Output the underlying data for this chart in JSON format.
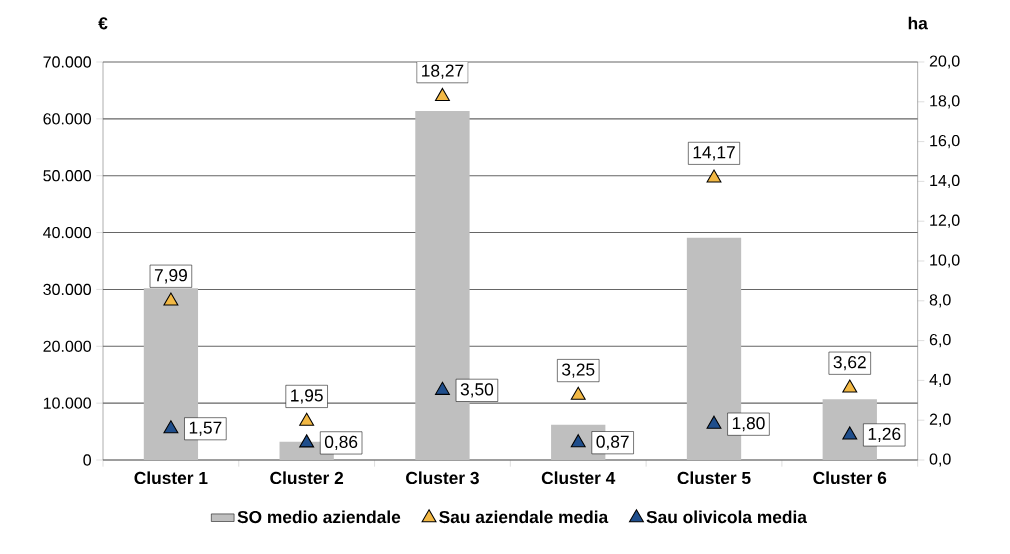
{
  "chart_data": {
    "type": "bar",
    "ylabel": "€",
    "y2label": "ha",
    "categories": [
      "Cluster 1",
      "Cluster 2",
      "Cluster 3",
      "Cluster 4",
      "Cluster 5",
      "Cluster 6"
    ],
    "series": [
      {
        "name": "SO medio aziendale",
        "color": "#bfbfbf",
        "values": [
          30200,
          3200,
          61400,
          6200,
          39100,
          10700
        ]
      },
      {
        "name": "Sau aziendale media",
        "type": "scatter",
        "axis": "y2",
        "marker": "triangle",
        "color": "#f2b844",
        "values": [
          7.99,
          1.95,
          18.27,
          3.25,
          14.17,
          3.62
        ],
        "value_labels": [
          "7,99",
          "1,95",
          "18,27",
          "3,25",
          "14,17",
          "3,62"
        ]
      },
      {
        "name": "Sau olivicola media",
        "type": "scatter",
        "axis": "y2",
        "marker": "triangle",
        "color": "#1f4e8c",
        "values": [
          1.57,
          0.86,
          3.5,
          0.87,
          1.8,
          1.26
        ],
        "value_labels": [
          "1,57",
          "0,86",
          "3,50",
          "0,87",
          "1,80",
          "1,26"
        ]
      }
    ],
    "ylim": [
      0,
      70000
    ],
    "yticks": [
      {
        "value": 0,
        "label": "0"
      },
      {
        "value": 10000,
        "label": "10.000"
      },
      {
        "value": 20000,
        "label": "20.000"
      },
      {
        "value": 30000,
        "label": "30.000"
      },
      {
        "value": 40000,
        "label": "40.000"
      },
      {
        "value": 50000,
        "label": "50.000"
      },
      {
        "value": 60000,
        "label": "60.000"
      },
      {
        "value": 70000,
        "label": "70.000"
      }
    ],
    "y2lim": [
      0,
      20
    ],
    "y2ticks": [
      {
        "value": 0,
        "label": "0,0"
      },
      {
        "value": 2,
        "label": "2,0"
      },
      {
        "value": 4,
        "label": "4,0"
      },
      {
        "value": 6,
        "label": "6,0"
      },
      {
        "value": 8,
        "label": "8,0"
      },
      {
        "value": 10,
        "label": "10,0"
      },
      {
        "value": 12,
        "label": "12,0"
      },
      {
        "value": 14,
        "label": "14,0"
      },
      {
        "value": 16,
        "label": "16,0"
      },
      {
        "value": 18,
        "label": "18,0"
      },
      {
        "value": 20,
        "label": "20,0"
      }
    ],
    "grid": "y",
    "legend": "bottom"
  }
}
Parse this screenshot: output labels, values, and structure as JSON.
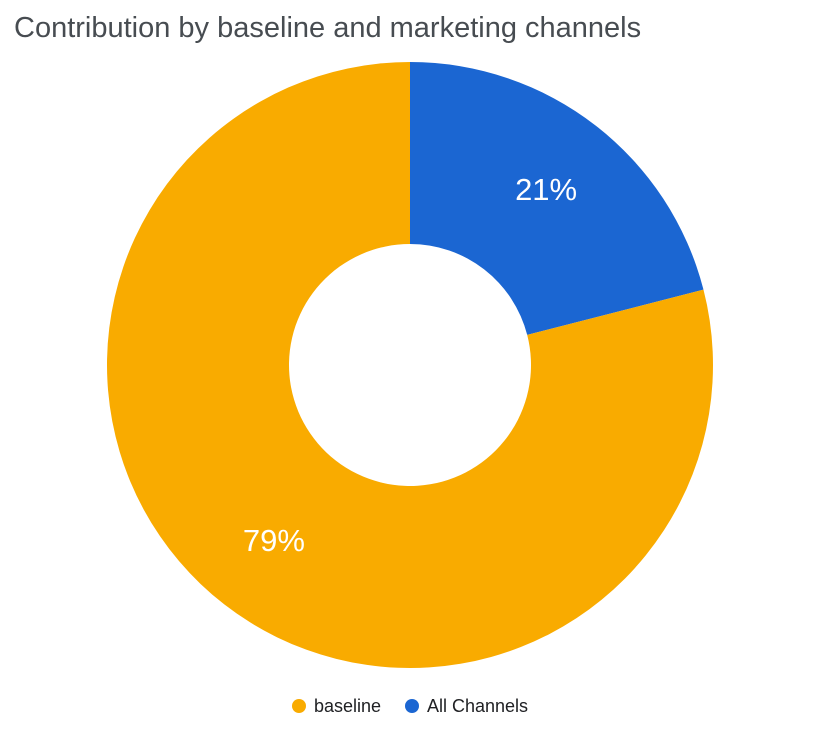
{
  "chart_data": {
    "type": "pie",
    "donut": true,
    "title": "Contribution by baseline and marketing channels",
    "start_angle_deg": -90,
    "direction": "clockwise",
    "inner_radius_ratio": 0.4,
    "value_label_color": "#FFFFFF",
    "legend_position": "bottom",
    "slices": [
      {
        "label": "All Channels",
        "value": 21,
        "display": "21%",
        "color": "#1b66d2"
      },
      {
        "label": "baseline",
        "value": 79,
        "display": "79%",
        "color": "#f9ab00"
      }
    ],
    "legend": [
      {
        "label": "baseline",
        "color": "#f9ab00"
      },
      {
        "label": "All Channels",
        "color": "#1b66d2"
      }
    ]
  }
}
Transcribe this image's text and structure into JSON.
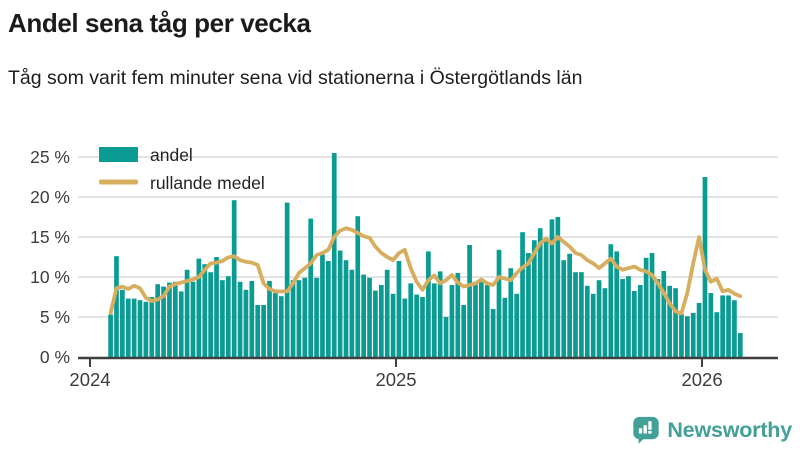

**WHAT IS BEING ASKED:** Gather each line from the entries above that includes the word "type".

**COMPLETE RESPONSE:**
    "type": "bar",
        "type": "scatter",
        "type": "scatter",
    "type": "pie",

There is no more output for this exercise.